WHAT THE TASK ASKS: For the copy, please give all of the data again exactly and leave the pictures out.
— Start EXCERPTED DATA —
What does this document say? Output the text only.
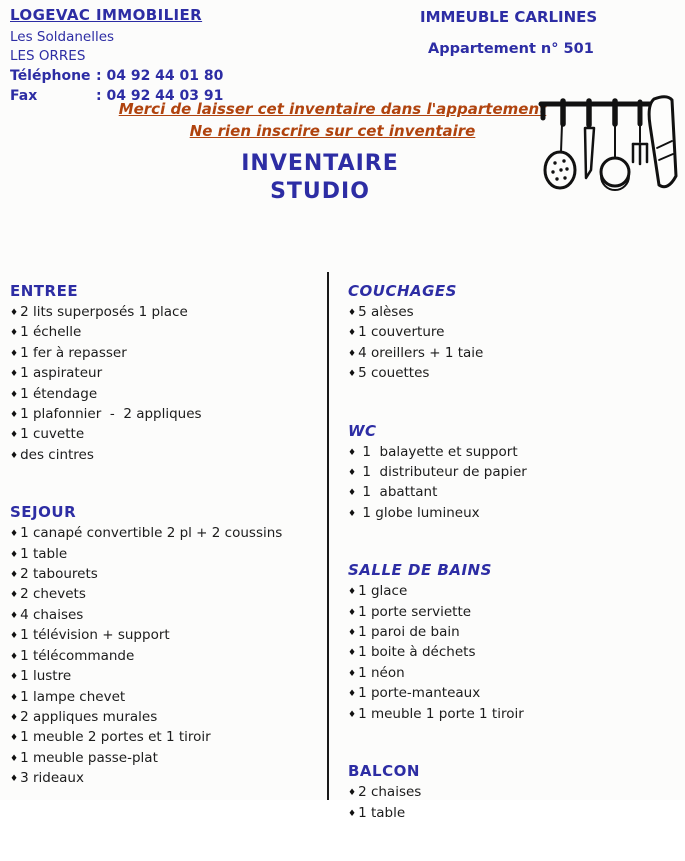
LOGEVAC IMMOBILIER
Les Soldanelles
LES ORRES
Téléphone : 04 92 44 01 80
Fax	: 04 92 44 03 91
IMMEUBLE CARLINES
Appartement n° 501
Merci de laisser cet inventaire dans l'appartement
Ne rien inscrire sur cet inventaire
INVENTAIRE
STUDIO
ENTREE
♦ 2 lits superposés 1 place
♦ 1 échelle
♦ 1 fer à repasser
♦ 1 aspirateur
♦ 1 étendage
♦ 1 plafonnier  -  2 appliques
♦ 1 cuvette
♦ des cintres
SEJOUR
♦ 1 canapé convertible 2 pl + 2 coussins
♦ 1 table
♦ 2 tabourets
♦ 2 chevets
♦ 4 chaises
♦ 1 télévision + support
♦ 1 télécommande
♦ 1 lustre
♦ 1 lampe chevet
♦ 2 appliques murales
♦ 1 meuble 2 portes et 1 tiroir
♦ 1 meuble passe-plat
♦ 3 rideaux
COUCHAGES
♦ 5 alèses
♦ 1 couverture
♦ 4 oreillers + 1 taie
♦ 5 couettes
WC
♦ 1  balayette et support
♦ 1  distributeur de papier
♦ 1  abattant
♦ 1 globe lumineux
SALLE DE BAINS
♦ 1 glace
♦ 1 porte serviette
♦ 1 paroi de bain
♦ 1 boite à déchets
♦ 1 néon
♦ 1 porte-manteaux
♦ 1 meuble 1 porte 1 tiroir
BALCON
♦ 2 chaises
♦ 1 table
— End EXCERPTED DATA —
RESPONSE BELOW:
What does this document say? Output the text only.
LOGEVAC IMMOBILIER
Les Soldanelles
LES ORRES
Téléphone : 04 92 44 01 80
Fax	: 04 92 44 03 91
IMMEUBLE CARLINES
Appartement n° 501
Merci de laisser cet inventaire dans l'appartement
Ne rien inscrire sur cet inventaire
INVENTAIRE
STUDIO
ENTREE
♦ 2 lits superposés 1 place
♦ 1 échelle
♦ 1 fer à repasser
♦ 1 aspirateur
♦ 1 étendage
♦ 1 plafonnier  -  2 appliques
♦ 1 cuvette
♦ des cintres
SEJOUR
♦ 1 canapé convertible 2 pl + 2 coussins
♦ 1 table
♦ 2 tabourets
♦ 2 chevets
♦ 4 chaises
♦ 1 télévision + support
♦ 1 télécommande
♦ 1 lustre
♦ 1 lampe chevet
♦ 2 appliques murales
♦ 1 meuble 2 portes et 1 tiroir
♦ 1 meuble passe-plat
♦ 3 rideaux
COUCHAGES
♦ 5 alèses
♦ 1 couverture
♦ 4 oreillers + 1 taie
♦ 5 couettes
WC
♦ 1  balayette et support
♦ 1  distributeur de papier
♦ 1  abattant
♦ 1 globe lumineux
SALLE DE BAINS
♦ 1 glace
♦ 1 porte serviette
♦ 1 paroi de bain
♦ 1 boite à déchets
♦ 1 néon
♦ 1 porte-manteaux
♦ 1 meuble 1 porte 1 tiroir
BALCON
♦ 2 chaises
♦ 1 table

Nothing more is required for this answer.